= Prompt =
Each entry below should be written out exactly as it is, with no pictures.

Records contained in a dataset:
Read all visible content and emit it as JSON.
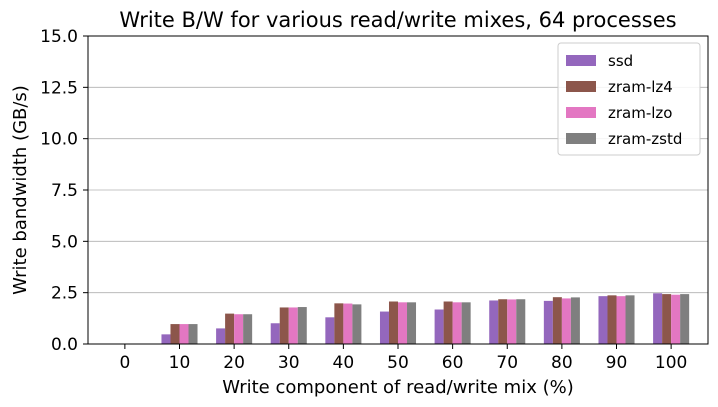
{
  "chart_data": {
    "type": "bar",
    "title": "Write B/W for various read/write mixes, 64 processes",
    "xlabel": "Write component of read/write mix (%)",
    "ylabel": "Write bandwidth (GB/s)",
    "ylim": [
      0,
      15
    ],
    "yticks": [
      "0.0",
      "2.5",
      "5.0",
      "7.5",
      "10.0",
      "12.5",
      "15.0"
    ],
    "categories": [
      "0",
      "10",
      "20",
      "30",
      "40",
      "50",
      "60",
      "70",
      "80",
      "90",
      "100"
    ],
    "grid": "y",
    "legend_position": "top-right",
    "series": [
      {
        "name": "ssd",
        "color": "#9467bd",
        "values": [
          0,
          0.47,
          0.76,
          1.01,
          1.3,
          1.58,
          1.68,
          2.12,
          2.1,
          2.33,
          2.47
        ]
      },
      {
        "name": "zram-lz4",
        "color": "#8c564b",
        "values": [
          0,
          0.97,
          1.48,
          1.78,
          1.98,
          2.07,
          2.07,
          2.18,
          2.28,
          2.37,
          2.43
        ]
      },
      {
        "name": "zram-lzo",
        "color": "#e377c2",
        "values": [
          0,
          0.97,
          1.45,
          1.78,
          1.97,
          2.03,
          2.03,
          2.17,
          2.22,
          2.33,
          2.4
        ]
      },
      {
        "name": "zram-zstd",
        "color": "#7f7f7f",
        "values": [
          0,
          0.97,
          1.45,
          1.8,
          1.93,
          2.03,
          2.03,
          2.18,
          2.27,
          2.37,
          2.43
        ]
      }
    ]
  }
}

= Task output =
Read all visible content and emit it as JSON.
{
  "chart_data": {
    "type": "bar",
    "title": "Write B/W for various read/write mixes, 64 processes",
    "xlabel": "Write component of read/write mix (%)",
    "ylabel": "Write bandwidth (GB/s)",
    "ylim": [
      0,
      15
    ],
    "yticks": [
      "0.0",
      "2.5",
      "5.0",
      "7.5",
      "10.0",
      "12.5",
      "15.0"
    ],
    "categories": [
      "0",
      "10",
      "20",
      "30",
      "40",
      "50",
      "60",
      "70",
      "80",
      "90",
      "100"
    ],
    "grid": "y",
    "legend_position": "top-right",
    "series": [
      {
        "name": "ssd",
        "color": "#9467bd",
        "values": [
          0,
          0.47,
          0.76,
          1.01,
          1.3,
          1.58,
          1.68,
          2.12,
          2.1,
          2.33,
          2.47
        ]
      },
      {
        "name": "zram-lz4",
        "color": "#8c564b",
        "values": [
          0,
          0.97,
          1.48,
          1.78,
          1.98,
          2.07,
          2.07,
          2.18,
          2.28,
          2.37,
          2.43
        ]
      },
      {
        "name": "zram-lzo",
        "color": "#e377c2",
        "values": [
          0,
          0.97,
          1.45,
          1.78,
          1.97,
          2.03,
          2.03,
          2.17,
          2.22,
          2.33,
          2.4
        ]
      },
      {
        "name": "zram-zstd",
        "color": "#7f7f7f",
        "values": [
          0,
          0.97,
          1.45,
          1.8,
          1.93,
          2.03,
          2.03,
          2.18,
          2.27,
          2.37,
          2.43
        ]
      }
    ]
  }
}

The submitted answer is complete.